* **EXERCISE REQUIREMENTS**:
Can you reproduce the listing below line by line without changing anything, and leave out any pictures?

- - -

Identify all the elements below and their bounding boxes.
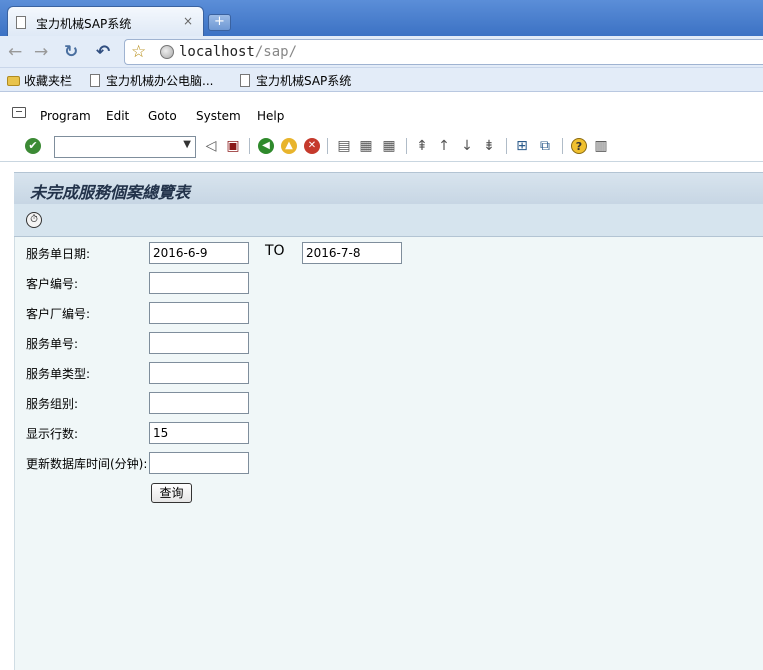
customer-factory-field[interactable] [149,302,249,324]
date-label: 服务单日期: [26,247,91,261]
browser-toolbar: ← → ↻ ↶ ☆ localhost/sap/ [0,36,763,68]
enter-check-icon[interactable]: ✔ [25,138,41,154]
page-icon [90,74,100,87]
forward-arrow-icon[interactable]: → [34,43,48,61]
address-bar[interactable]: ☆ localhost/sap/ [124,39,763,65]
service-no-label: 服务单号: [26,337,79,351]
last-page-icon[interactable]: ⇟ [481,138,497,154]
cancel-icon[interactable]: ✕ [304,138,320,154]
service-no-field[interactable] [149,332,249,354]
sap-frame: Program Edit Goto System Help ✔ ▼ ◁ ▣ ◀ … [0,92,763,670]
tab-title: 宝力机械SAP系统 [36,17,132,31]
customer-no-field[interactable] [149,272,249,294]
back-arrow-icon[interactable]: ◁ [203,138,219,154]
service-group-field[interactable] [149,392,249,414]
service-type-field[interactable] [149,362,249,384]
new-tab-button[interactable]: + [208,14,231,31]
sap-system-toolbar: ✔ ▼ ◁ ▣ ◀ ▲ ✕ ▤ ▦ ▦ ⇞ ↑ ↓ ⇟ ⊞ ⧉ ? ▥ [0,132,763,162]
exit-icon[interactable]: ▲ [281,138,297,154]
globe-icon [160,45,174,59]
bookmarks-bar: 收藏夹栏 宝力机械办公电脑... 宝力机械SAP系统 [0,68,763,92]
find-next-icon[interactable]: ▦ [381,138,397,154]
to-label: TO [265,243,285,259]
help-icon[interactable]: ? [571,138,587,154]
bookmark-favorites-folder[interactable]: 收藏夹栏 [7,72,72,88]
menu-help[interactable]: Help [257,109,284,123]
print-icon[interactable]: ▤ [336,138,352,154]
bookmark-office-pc[interactable]: 宝力机械办公电脑... [90,72,213,88]
screen-title: 未完成服務個案總覽表 [30,183,191,202]
find-icon[interactable]: ▦ [358,138,374,154]
browser-tab[interactable]: 宝力机械SAP系统 × [7,6,204,36]
folder-icon [7,76,20,86]
refresh-label: 更新数据库时间(分钟): [26,457,148,471]
service-type-label: 服务单类型: [26,367,91,381]
sap-menu-bar: Program Edit Goto System Help [0,104,763,130]
browser-tab-strip: 宝力机械SAP系统 × + [0,0,763,36]
previous-page-icon[interactable]: ↑ [436,138,452,154]
customer-no-label: 客户编号: [26,277,79,291]
first-page-icon[interactable]: ⇞ [414,138,430,154]
screen-title-bar: 未完成服務個案總覽表 [14,172,763,204]
save-icon[interactable]: ▣ [225,138,241,154]
menu-exit-icon[interactable] [12,107,26,118]
command-field[interactable]: ▼ [54,136,196,158]
home-undo-icon[interactable]: ↶ [96,43,110,61]
rows-field[interactable]: 15 [149,422,249,444]
menu-edit[interactable]: Edit [106,109,129,123]
layout-icon[interactable]: ▥ [593,138,609,154]
reload-icon[interactable]: ↻ [64,43,78,61]
selection-form: 服务单日期: 2016-6-9 TO 2016-7-8 客户编号: 客户厂编号:… [14,237,763,670]
create-session-icon[interactable]: ⊞ [514,138,530,154]
date-to-field[interactable]: 2016-7-8 [302,242,402,264]
menu-goto[interactable]: Goto [148,109,177,123]
chevron-down-icon[interactable]: ▼ [183,139,191,150]
menu-system[interactable]: System [196,109,241,123]
customer-factory-label: 客户厂编号: [26,307,91,321]
back-icon[interactable]: ◀ [258,138,274,154]
query-button[interactable]: 查询 [151,483,192,503]
service-group-label: 服务组别: [26,397,79,411]
page-icon [240,74,250,87]
bookmark-sap-system[interactable]: 宝力机械SAP系统 [240,72,351,88]
menu-program[interactable]: Program [40,109,91,123]
page-icon [16,16,26,29]
bookmark-star-icon[interactable]: ☆ [131,43,146,61]
url-text[interactable]: localhost/sap/ [179,44,297,60]
next-page-icon[interactable]: ↓ [459,138,475,154]
application-toolbar: ⏱ [14,204,763,237]
shortcut-icon[interactable]: ⧉ [537,138,553,154]
execute-icon[interactable]: ⏱ [26,212,42,228]
back-arrow-icon[interactable]: ← [8,43,22,61]
close-tab-icon[interactable]: × [183,14,193,28]
rows-label: 显示行数: [26,427,79,441]
refresh-field[interactable] [149,452,249,474]
date-from-field[interactable]: 2016-6-9 [149,242,249,264]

- - -

* **SOLUTION**:
Identify all the elements below and their bounding boxes.
customer-factory-field[interactable] [149,302,249,324]
date-label: 服务单日期: [26,247,91,261]
browser-toolbar: ← → ↻ ↶ ☆ localhost/sap/ [0,36,763,68]
enter-check-icon[interactable]: ✔ [25,138,41,154]
page-icon [90,74,100,87]
forward-arrow-icon[interactable]: → [34,43,48,61]
address-bar[interactable]: ☆ localhost/sap/ [124,39,763,65]
service-no-label: 服务单号: [26,337,79,351]
last-page-icon[interactable]: ⇟ [481,138,497,154]
cancel-icon[interactable]: ✕ [304,138,320,154]
service-no-field[interactable] [149,332,249,354]
sap-frame: Program Edit Goto System Help ✔ ▼ ◁ ▣ ◀ … [0,92,763,670]
tab-title: 宝力机械SAP系统 [36,17,132,31]
customer-no-field[interactable] [149,272,249,294]
back-arrow-icon[interactable]: ◁ [203,138,219,154]
service-group-field[interactable] [149,392,249,414]
service-type-field[interactable] [149,362,249,384]
new-tab-button[interactable]: + [208,14,231,31]
sap-system-toolbar: ✔ ▼ ◁ ▣ ◀ ▲ ✕ ▤ ▦ ▦ ⇞ ↑ ↓ ⇟ ⊞ ⧉ ? ▥ [0,132,763,162]
exit-icon[interactable]: ▲ [281,138,297,154]
globe-icon [160,45,174,59]
bookmarks-bar: 收藏夹栏 宝力机械办公电脑... 宝力机械SAP系统 [0,68,763,92]
find-next-icon[interactable]: ▦ [381,138,397,154]
to-label: TO [265,243,285,259]
help-icon[interactable]: ? [571,138,587,154]
bookmark-favorites-folder[interactable]: 收藏夹栏 [7,72,72,88]
menu-help[interactable]: Help [257,109,284,123]
print-icon[interactable]: ▤ [336,138,352,154]
bookmark-office-pc[interactable]: 宝力机械办公电脑... [90,72,213,88]
screen-title: 未完成服務個案總覽表 [30,183,191,202]
find-icon[interactable]: ▦ [358,138,374,154]
browser-tab[interactable]: 宝力机械SAP系统 × [7,6,204,36]
folder-icon [7,76,20,86]
refresh-label: 更新数据库时间(分钟): [26,457,148,471]
service-type-label: 服务单类型: [26,367,91,381]
sap-menu-bar: Program Edit Goto System Help [0,104,763,130]
browser-tab-strip: 宝力机械SAP系统 × + [0,0,763,36]
previous-page-icon[interactable]: ↑ [436,138,452,154]
customer-no-label: 客户编号: [26,277,79,291]
first-page-icon[interactable]: ⇞ [414,138,430,154]
screen-title-bar: 未完成服務個案總覽表 [14,172,763,204]
save-icon[interactable]: ▣ [225,138,241,154]
menu-exit-icon[interactable] [12,107,26,118]
command-field[interactable]: ▼ [54,136,196,158]
home-undo-icon[interactable]: ↶ [96,43,110,61]
rows-field[interactable]: 15 [149,422,249,444]
menu-edit[interactable]: Edit [106,109,129,123]
layout-icon[interactable]: ▥ [593,138,609,154]
reload-icon[interactable]: ↻ [64,43,78,61]
selection-form: 服务单日期: 2016-6-9 TO 2016-7-8 客户编号: 客户厂编号:… [14,237,763,670]
create-session-icon[interactable]: ⊞ [514,138,530,154]
date-to-field[interactable]: 2016-7-8 [302,242,402,264]
menu-goto[interactable]: Goto [148,109,177,123]
chevron-down-icon[interactable]: ▼ [183,139,191,150]
menu-system[interactable]: System [196,109,241,123]
customer-factory-label: 客户厂编号: [26,307,91,321]
back-icon[interactable]: ◀ [258,138,274,154]
query-button[interactable]: 查询 [151,483,192,503]
service-group-label: 服务组别: [26,397,79,411]
page-icon [240,74,250,87]
bookmark-sap-system[interactable]: 宝力机械SAP系统 [240,72,351,88]
menu-program[interactable]: Program [40,109,91,123]
page-icon [16,16,26,29]
bookmark-star-icon[interactable]: ☆ [131,43,146,61]
url-text[interactable]: localhost/sap/ [179,44,297,60]
next-page-icon[interactable]: ↓ [459,138,475,154]
application-toolbar: ⏱ [14,204,763,237]
shortcut-icon[interactable]: ⧉ [537,138,553,154]
execute-icon[interactable]: ⏱ [26,212,42,228]
back-arrow-icon[interactable]: ← [8,43,22,61]
close-tab-icon[interactable]: × [183,14,193,28]
rows-label: 显示行数: [26,427,79,441]
refresh-field[interactable] [149,452,249,474]
date-from-field[interactable]: 2016-6-9 [149,242,249,264]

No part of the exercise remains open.